- _SOURCE EXTRACT_
— BEGIN —

Further details about the application process can be found by conducting a free college scholarship search on Scholarships.com. Once the search is completed, students eligible for this scholarship award will find it in their search results.
October 17, 2008
While the U.S. Presidential debates have wrapped up for 2008, voters interested in hearing more about each candidate's plans for education policy have an opportunity to watch a debate between the candidates' educational advisors on Tuesday. The debate will take place at Teachers College at Columbia University in New York City and will be webcast live by Education Week.
Due to the worsening economic situation in the United States, more and more families are having trouble finding money for college. Lenders leaving the Federal Family Education Loan Program and discontinuing private student loans have required some families to look elsewhere for financial aid, while lost income and tougher credit requirements have made it harder for other families to come up with the funds required to pay for school. While industrious students certainly can find college scholarships and grants, many voters would like to see schools and the federal government find ways to increase these sources of funding. Simplifying the financial aid application process and curbing the rising cost of tuition are other issues many would like to see the next administration tackle.
The quality of public education at the K-12 level also remains a concern for many voters. With more and more families viewing a college education as essential, adequate college preparation has become increasingly important. Yet many students require remedial education upon entering college, minorities are still are less likely to go to or finish college, and many voters are disenchanted with standardized testing and No Child Left Behind.
This debate will likely provide voters with more complete information on each campaign's education plans. If education policy is a major issue for you this election, consider tuning in to the webcast at 7 PM on Tuesday, October 21.
October 16, 2008
Despite the relatively small amount of time spent on issues of higher education in the presidential debates, a survey by the National Education Association shows that many voters, especially college students and their parents, consider college costs to be one of the main issues in the upcoming presidential election.
Thirty-four percent of college students and parents of college students polled consider college affordability the single most important issue of the 2008 election. 70 percent of parents and 65 percent of students said that it was important that the next president making it easier for families to pay for school. Additionally, the vast majority of those surveyed said that a college education is fast becoming a necessity, yet also espoused a belief that attending college is more of a financial burden now than it was 10 years ago.

— END —

- _EXERCISE TASK 1_
Answer these questions from the education-policy excerpt:
(a) Where will the debate between the candidates' educational advisors take place?
(b) At what time and on what date is the webcast?
(c) What share of the college students and parents polled consider college affordability the single most important issue of the 2008 election?
- _EXERCISE TASK 2_
Retype the part of the education-policy excerpt between "Due to the worsening" and "next administration tackle.", inclusive.
None of the lines are needed to answer any task.

- _MATERIAL_

— BEGIN —

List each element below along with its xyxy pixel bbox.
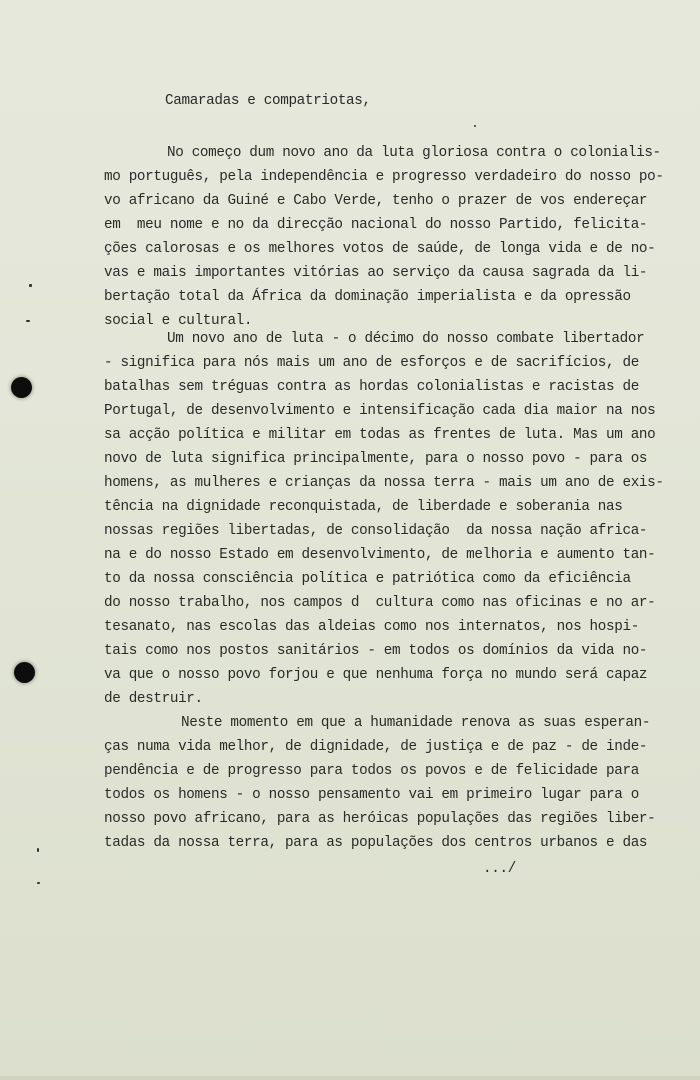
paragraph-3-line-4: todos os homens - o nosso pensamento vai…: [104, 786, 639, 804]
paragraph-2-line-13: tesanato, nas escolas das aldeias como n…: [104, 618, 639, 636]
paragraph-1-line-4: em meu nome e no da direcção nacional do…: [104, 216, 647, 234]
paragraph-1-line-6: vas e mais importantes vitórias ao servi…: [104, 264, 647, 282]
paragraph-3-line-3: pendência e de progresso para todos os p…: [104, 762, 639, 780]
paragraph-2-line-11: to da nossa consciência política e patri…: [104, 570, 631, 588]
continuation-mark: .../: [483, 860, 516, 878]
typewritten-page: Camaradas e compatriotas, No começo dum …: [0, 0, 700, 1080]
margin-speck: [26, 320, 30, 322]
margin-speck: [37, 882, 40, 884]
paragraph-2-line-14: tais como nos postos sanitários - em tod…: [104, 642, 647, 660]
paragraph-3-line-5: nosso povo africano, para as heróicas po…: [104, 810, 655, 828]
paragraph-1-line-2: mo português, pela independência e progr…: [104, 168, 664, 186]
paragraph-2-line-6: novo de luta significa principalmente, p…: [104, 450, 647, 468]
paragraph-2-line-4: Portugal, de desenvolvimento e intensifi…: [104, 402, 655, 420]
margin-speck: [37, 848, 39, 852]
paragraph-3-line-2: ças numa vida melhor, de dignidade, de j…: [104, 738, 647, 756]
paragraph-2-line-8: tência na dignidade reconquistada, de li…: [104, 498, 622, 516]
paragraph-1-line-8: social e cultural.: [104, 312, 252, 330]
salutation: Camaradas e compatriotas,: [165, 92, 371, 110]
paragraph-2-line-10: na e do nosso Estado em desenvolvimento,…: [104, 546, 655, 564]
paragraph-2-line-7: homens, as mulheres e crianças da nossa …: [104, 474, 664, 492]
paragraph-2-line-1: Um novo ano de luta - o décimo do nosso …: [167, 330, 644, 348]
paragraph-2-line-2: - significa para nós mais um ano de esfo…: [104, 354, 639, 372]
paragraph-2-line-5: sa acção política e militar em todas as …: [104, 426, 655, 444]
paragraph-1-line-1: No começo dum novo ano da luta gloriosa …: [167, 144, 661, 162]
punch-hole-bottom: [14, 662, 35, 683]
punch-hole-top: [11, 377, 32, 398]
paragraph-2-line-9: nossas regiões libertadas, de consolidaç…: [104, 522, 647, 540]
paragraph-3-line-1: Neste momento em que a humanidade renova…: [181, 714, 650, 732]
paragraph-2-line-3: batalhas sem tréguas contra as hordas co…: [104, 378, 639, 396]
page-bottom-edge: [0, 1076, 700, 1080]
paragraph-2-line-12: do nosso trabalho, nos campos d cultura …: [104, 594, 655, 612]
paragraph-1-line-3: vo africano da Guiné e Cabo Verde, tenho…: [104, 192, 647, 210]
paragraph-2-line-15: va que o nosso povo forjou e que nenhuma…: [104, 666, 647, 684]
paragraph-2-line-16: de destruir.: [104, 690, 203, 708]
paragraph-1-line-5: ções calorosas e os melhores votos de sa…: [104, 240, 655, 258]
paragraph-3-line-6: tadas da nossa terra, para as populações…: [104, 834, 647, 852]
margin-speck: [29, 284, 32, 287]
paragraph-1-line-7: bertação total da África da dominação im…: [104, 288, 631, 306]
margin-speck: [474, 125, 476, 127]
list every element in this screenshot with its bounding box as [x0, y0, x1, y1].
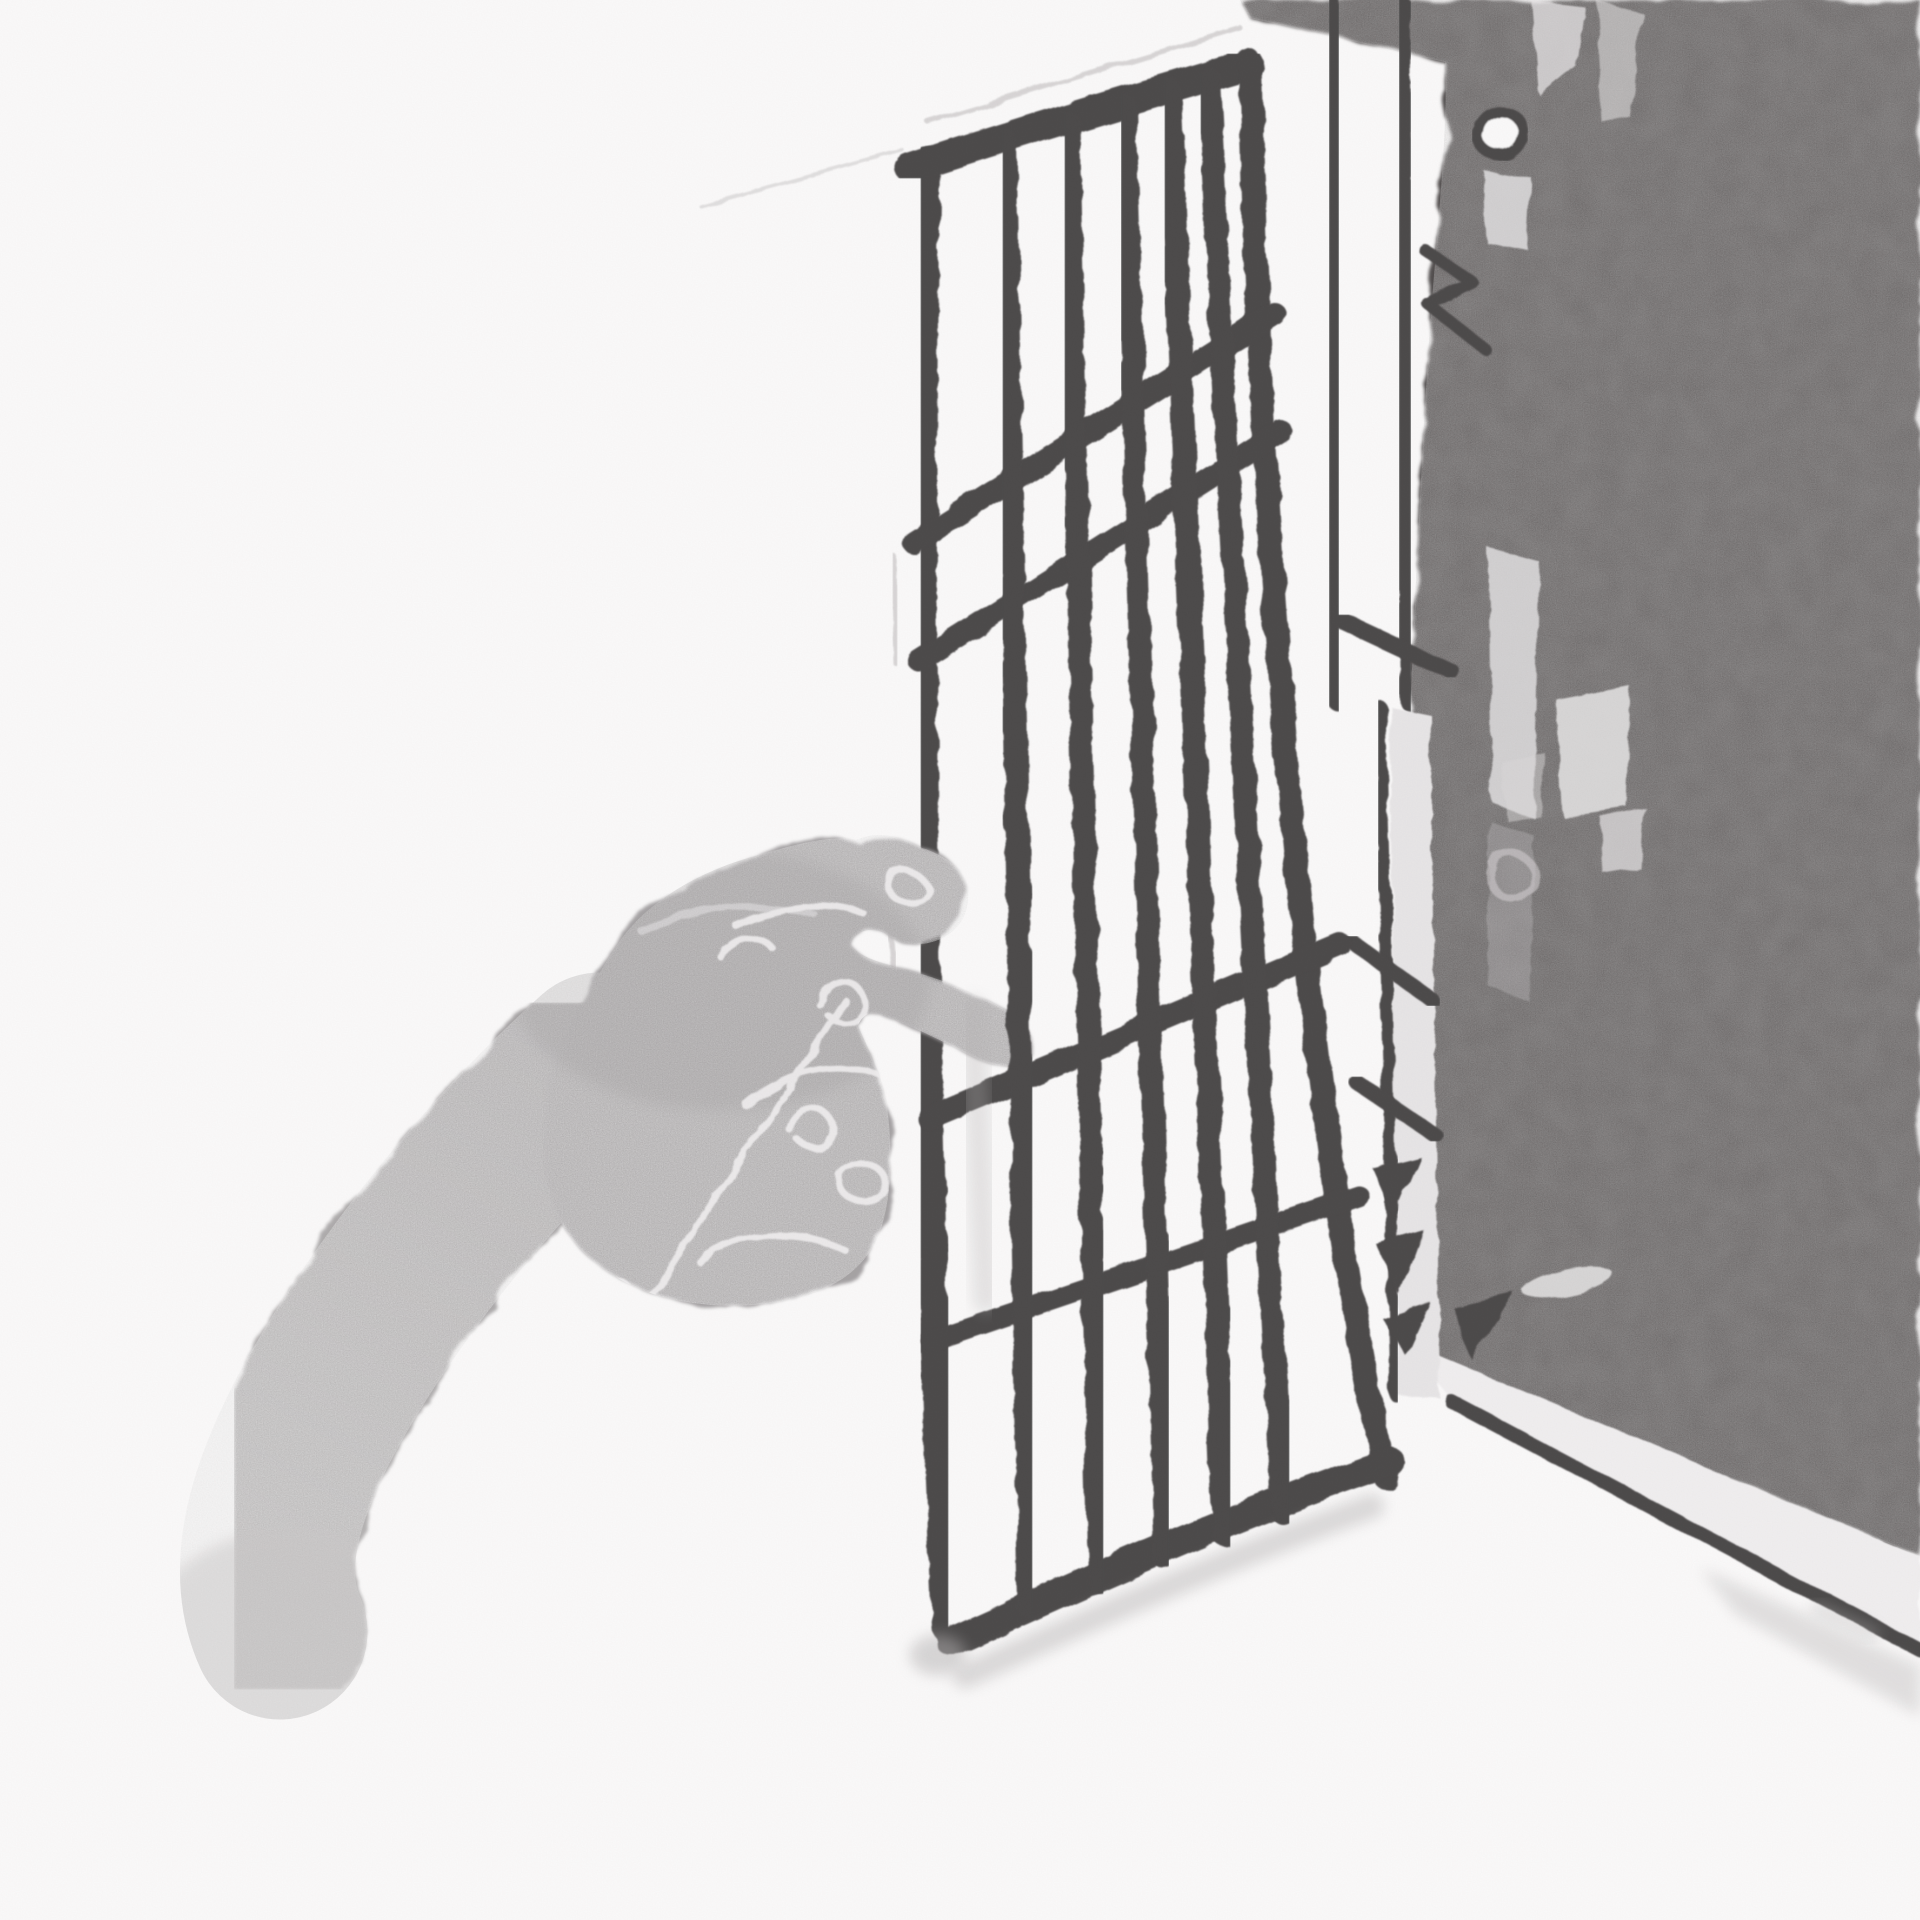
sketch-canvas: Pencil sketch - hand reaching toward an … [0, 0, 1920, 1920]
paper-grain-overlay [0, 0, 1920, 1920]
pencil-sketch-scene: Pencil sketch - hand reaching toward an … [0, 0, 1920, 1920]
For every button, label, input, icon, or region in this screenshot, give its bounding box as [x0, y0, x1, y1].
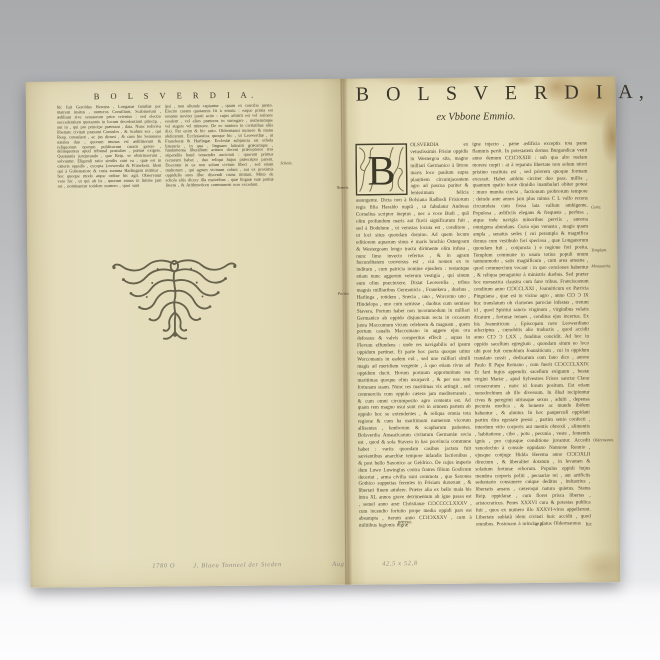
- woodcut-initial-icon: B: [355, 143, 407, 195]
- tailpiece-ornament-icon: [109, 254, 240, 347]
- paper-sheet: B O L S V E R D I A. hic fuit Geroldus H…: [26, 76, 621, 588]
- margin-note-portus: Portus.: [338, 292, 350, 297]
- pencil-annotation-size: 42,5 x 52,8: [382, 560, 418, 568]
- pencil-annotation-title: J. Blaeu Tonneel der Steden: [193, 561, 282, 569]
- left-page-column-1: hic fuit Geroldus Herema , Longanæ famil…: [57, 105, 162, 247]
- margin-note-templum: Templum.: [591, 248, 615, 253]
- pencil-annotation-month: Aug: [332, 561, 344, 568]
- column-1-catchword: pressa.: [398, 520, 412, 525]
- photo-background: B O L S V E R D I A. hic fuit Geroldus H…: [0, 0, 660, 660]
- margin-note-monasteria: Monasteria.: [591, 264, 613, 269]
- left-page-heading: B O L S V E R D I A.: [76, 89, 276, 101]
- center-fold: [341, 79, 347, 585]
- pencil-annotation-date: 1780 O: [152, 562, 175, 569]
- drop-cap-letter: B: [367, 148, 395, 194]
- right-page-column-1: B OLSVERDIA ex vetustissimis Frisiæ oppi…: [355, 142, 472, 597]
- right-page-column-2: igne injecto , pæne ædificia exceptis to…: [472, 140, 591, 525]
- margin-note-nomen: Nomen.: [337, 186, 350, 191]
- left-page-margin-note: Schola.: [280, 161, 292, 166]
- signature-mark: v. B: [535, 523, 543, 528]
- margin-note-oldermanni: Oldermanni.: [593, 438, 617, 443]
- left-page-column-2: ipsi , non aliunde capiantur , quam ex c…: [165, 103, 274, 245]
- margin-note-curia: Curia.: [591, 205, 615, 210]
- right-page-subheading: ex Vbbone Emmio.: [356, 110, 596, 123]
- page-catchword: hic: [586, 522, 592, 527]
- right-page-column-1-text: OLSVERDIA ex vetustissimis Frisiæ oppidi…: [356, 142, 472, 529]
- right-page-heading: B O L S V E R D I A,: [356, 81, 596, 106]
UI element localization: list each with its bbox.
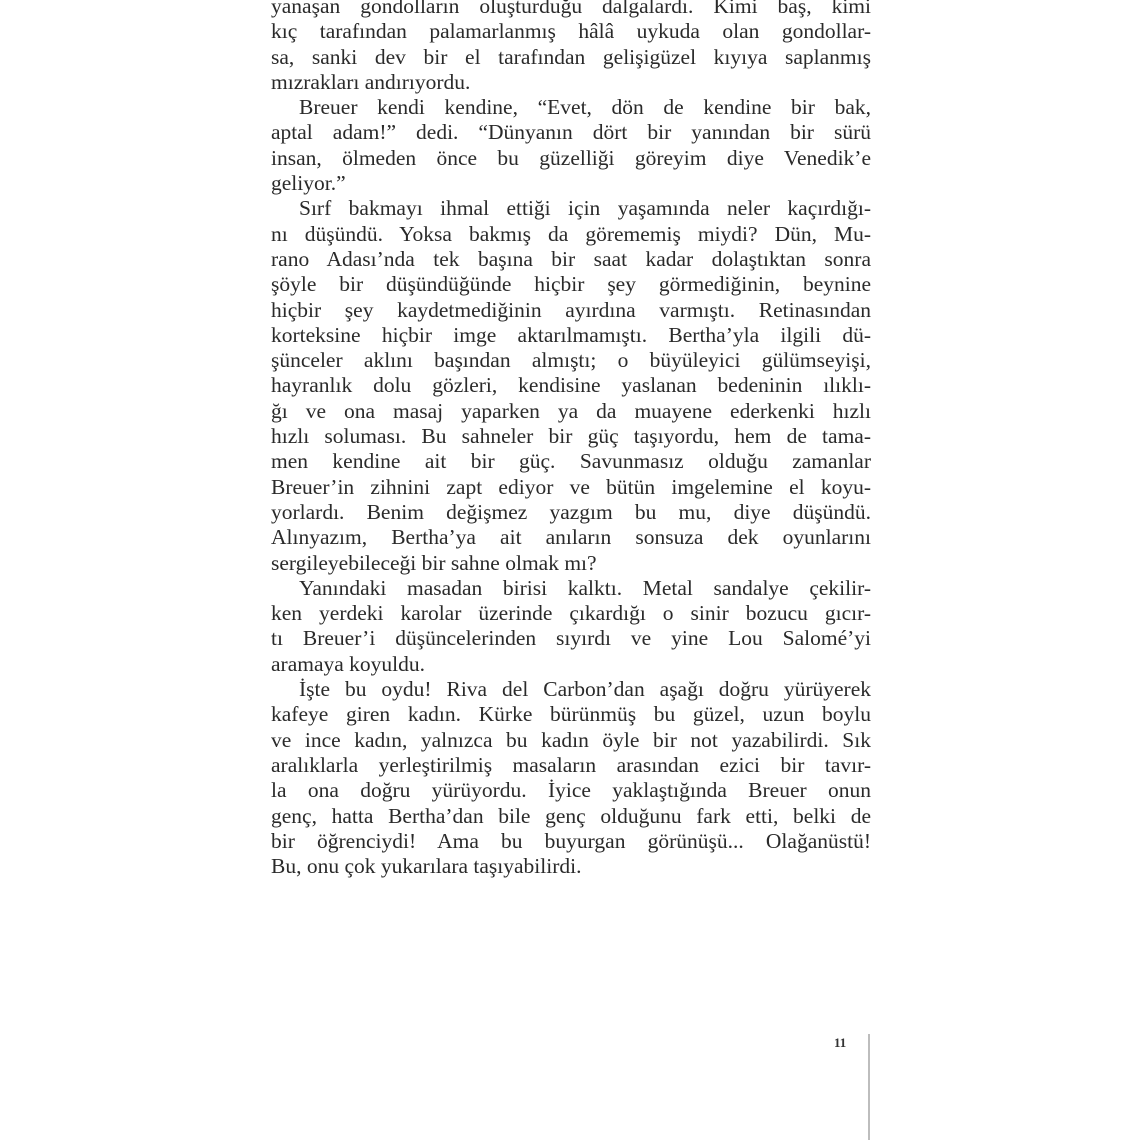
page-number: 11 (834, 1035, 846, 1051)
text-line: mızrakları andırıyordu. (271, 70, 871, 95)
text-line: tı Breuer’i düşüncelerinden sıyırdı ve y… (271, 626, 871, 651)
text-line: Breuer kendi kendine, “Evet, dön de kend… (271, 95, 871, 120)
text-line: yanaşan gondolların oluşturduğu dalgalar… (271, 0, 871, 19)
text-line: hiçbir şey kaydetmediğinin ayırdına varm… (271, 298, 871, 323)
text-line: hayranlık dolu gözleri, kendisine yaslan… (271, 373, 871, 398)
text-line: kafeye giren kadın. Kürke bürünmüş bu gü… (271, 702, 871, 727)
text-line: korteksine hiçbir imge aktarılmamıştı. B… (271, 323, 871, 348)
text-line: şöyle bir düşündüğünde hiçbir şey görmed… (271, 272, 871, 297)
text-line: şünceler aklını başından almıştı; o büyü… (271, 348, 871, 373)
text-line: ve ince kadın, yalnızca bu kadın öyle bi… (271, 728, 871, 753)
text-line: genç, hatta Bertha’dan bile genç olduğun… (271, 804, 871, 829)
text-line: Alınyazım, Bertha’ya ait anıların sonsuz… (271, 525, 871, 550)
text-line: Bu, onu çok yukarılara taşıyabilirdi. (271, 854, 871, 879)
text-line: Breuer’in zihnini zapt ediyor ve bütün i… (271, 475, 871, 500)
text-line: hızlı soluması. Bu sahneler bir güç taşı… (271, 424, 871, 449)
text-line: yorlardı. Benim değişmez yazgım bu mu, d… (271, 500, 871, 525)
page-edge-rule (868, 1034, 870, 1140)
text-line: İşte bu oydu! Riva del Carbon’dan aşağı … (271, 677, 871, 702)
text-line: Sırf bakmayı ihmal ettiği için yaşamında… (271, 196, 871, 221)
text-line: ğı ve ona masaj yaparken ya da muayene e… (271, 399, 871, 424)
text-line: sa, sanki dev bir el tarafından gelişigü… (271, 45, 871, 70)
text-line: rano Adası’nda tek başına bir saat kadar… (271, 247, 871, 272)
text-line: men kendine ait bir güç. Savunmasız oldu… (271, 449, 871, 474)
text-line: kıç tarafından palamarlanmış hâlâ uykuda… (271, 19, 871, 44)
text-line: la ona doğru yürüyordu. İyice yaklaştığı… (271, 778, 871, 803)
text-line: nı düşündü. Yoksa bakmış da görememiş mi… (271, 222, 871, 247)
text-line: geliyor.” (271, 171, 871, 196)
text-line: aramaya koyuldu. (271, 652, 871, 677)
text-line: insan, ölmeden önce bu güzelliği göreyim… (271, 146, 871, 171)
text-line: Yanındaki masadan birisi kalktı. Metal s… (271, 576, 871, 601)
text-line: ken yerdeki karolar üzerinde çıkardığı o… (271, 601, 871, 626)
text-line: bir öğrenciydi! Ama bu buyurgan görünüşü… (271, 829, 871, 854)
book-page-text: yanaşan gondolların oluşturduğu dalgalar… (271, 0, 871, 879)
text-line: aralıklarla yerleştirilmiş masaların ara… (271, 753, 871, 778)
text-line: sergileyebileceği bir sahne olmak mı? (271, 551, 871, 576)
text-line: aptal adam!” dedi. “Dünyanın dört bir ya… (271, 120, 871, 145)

— END —

- _EXERCISE SOLUTION 1_
(a) At Teachers College at Columbia University in New York City.
(b) At 7 PM on Tuesday, October 21.
(c) Thirty-four percent.

- _EXERCISE SOLUTION 2_
Due to the worsening economic situation in the United States, more and more families are having trouble finding money for college. Lenders leaving the Federal Family Education Loan Program and discontinuing private student loans have required some families to look elsewhere for financial aid, while lost income and tougher credit requirements have made it harder for other families to come up with the funds required to pay for school. While industrious students certainly can find college scholarships and grants, many voters would like to see schools and the federal government find ways to increase these sources of funding. Simplifying the financial aid application process and curbing the rising cost of tuition are other issues many would like to see the next administration tackle.